Kutipan Terpilih ->
*-*-*
Cabut Aturan BPJS Kesehatan Sebagai Syarat Untuk Mendapatkan Pelayanan Publik
Presiden Joko Widodo (Jokowi) mewajibkan keanggotaan BPJS Kesehatan sebagai syarat untuk mendapatkan beberapa pelayanan publik. Mulai dari jual beli tanah, umrah dan haji, hingga mengurus Surat Izin Mengemudi (SIM).
Kewajiban itu tertuang dalam Instruksi Presiden (Inpres) Nomor 1 Tahun 2022 tentang Optimalisasi Pelaksanaan Program Jaminan Kesehatan Nasional (JKN). Aturan diteken Jokowi pada 6 Januari 2022.
Aturan ini berlaku mulai 1 Maret 2022.
Aturan ini berpotensi terhadap pelanggaran hak asasi karena Inpres Nomor 1 Tahun 2022 tersebut mewajibkan setiap warga yang ingin memperoleh layanan dari pemerintah, harus terlebih dahulu menjadi peserta aktif Badan Penyelenggara Jaminan Sosial (BPJS Kesehatan).
Sebagai contoh Pasal 3 ayat C Inpres itu yang mendorong Menteri Dalam Negeri untuk mendorong gubernur dan bupati/wali kota untuk mewajibkan pemohon perizinan berusaha dan pelayanan publik di daerah menjadi peserta aktif dalam program Jaminan Kesehatan Nasional.
*-*-*
Entri Hasil Ekstraksi ->
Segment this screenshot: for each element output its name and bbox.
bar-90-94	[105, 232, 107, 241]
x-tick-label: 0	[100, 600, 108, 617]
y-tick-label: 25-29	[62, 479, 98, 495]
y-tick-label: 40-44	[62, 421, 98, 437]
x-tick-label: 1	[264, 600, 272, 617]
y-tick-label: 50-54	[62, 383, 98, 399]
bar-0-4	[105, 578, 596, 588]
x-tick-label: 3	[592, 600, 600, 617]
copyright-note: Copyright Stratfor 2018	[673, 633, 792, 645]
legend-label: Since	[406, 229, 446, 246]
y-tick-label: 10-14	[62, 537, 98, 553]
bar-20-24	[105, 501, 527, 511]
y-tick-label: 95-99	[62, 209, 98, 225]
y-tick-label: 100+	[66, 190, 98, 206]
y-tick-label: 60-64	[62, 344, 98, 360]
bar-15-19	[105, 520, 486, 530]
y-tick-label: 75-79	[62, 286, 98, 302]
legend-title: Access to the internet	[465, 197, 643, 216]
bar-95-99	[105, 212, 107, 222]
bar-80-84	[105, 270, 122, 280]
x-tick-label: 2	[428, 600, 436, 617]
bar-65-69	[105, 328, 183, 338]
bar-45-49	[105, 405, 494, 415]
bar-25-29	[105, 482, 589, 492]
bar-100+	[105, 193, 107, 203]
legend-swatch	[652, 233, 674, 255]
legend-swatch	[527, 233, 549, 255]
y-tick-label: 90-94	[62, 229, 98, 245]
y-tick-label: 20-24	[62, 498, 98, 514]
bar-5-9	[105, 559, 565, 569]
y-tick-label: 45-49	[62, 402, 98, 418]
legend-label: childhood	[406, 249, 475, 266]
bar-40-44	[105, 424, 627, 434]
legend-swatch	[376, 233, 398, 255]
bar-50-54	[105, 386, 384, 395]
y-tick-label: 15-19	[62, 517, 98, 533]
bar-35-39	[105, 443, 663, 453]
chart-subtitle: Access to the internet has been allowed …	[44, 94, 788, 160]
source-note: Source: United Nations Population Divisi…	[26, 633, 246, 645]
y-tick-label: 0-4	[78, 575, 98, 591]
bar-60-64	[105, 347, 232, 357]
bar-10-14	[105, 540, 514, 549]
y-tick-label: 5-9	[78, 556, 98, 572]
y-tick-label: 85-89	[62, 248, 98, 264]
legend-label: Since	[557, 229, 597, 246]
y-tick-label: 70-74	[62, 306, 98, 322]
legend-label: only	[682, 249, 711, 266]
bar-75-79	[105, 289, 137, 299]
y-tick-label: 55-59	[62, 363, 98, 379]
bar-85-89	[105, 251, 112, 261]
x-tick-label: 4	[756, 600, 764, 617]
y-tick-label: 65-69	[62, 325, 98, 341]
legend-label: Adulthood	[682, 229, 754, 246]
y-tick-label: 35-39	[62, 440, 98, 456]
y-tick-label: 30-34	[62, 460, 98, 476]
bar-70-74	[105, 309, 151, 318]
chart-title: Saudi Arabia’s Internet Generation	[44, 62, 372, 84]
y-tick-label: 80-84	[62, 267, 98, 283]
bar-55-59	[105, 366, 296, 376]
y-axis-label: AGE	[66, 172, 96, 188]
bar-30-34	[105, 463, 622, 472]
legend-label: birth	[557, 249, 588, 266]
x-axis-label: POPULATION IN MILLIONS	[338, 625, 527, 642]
*-*-*
Petunjuk Tugas ->
[A] Tuliskan kembali dengan persis bagian kutipan tentang aturan BPJS Kesehatan, dari "Kewajiban itu tertuang" sampai dengan "Sosial (BPJS Kesehatan).".
[B] Menurut kutipan tentang aturan BPJS Kesehatan, sejak tanggal berapa Inpres Nomor 1 Tahun 2022 mulai berlaku?

Hasil Tiap Tugas ->
[A]
Kewajiban itu tertuang dalam Instruksi Presiden (Inpres) Nomor 1 Tahun 2022 tentang Optimalisasi Pelaksanaan Program Jaminan Kesehatan Nasional (JKN). Aturan diteken Jokowi pada 6 Januari 2022.
Aturan ini berlaku mulai 1 Maret 2022.
Aturan ini berpotensi terhadap pelanggaran hak asasi karena Inpres Nomor 1 Tahun 2022 tersebut mewajibkan setiap warga yang ingin memperoleh layanan dari pemerintah, harus terlebih dahulu menjadi peserta aktif Badan Penyelenggara Jaminan Sosial (BPJS Kesehatan).

[B] Inpres tersebut berlaku mulai 1 Maret 2022.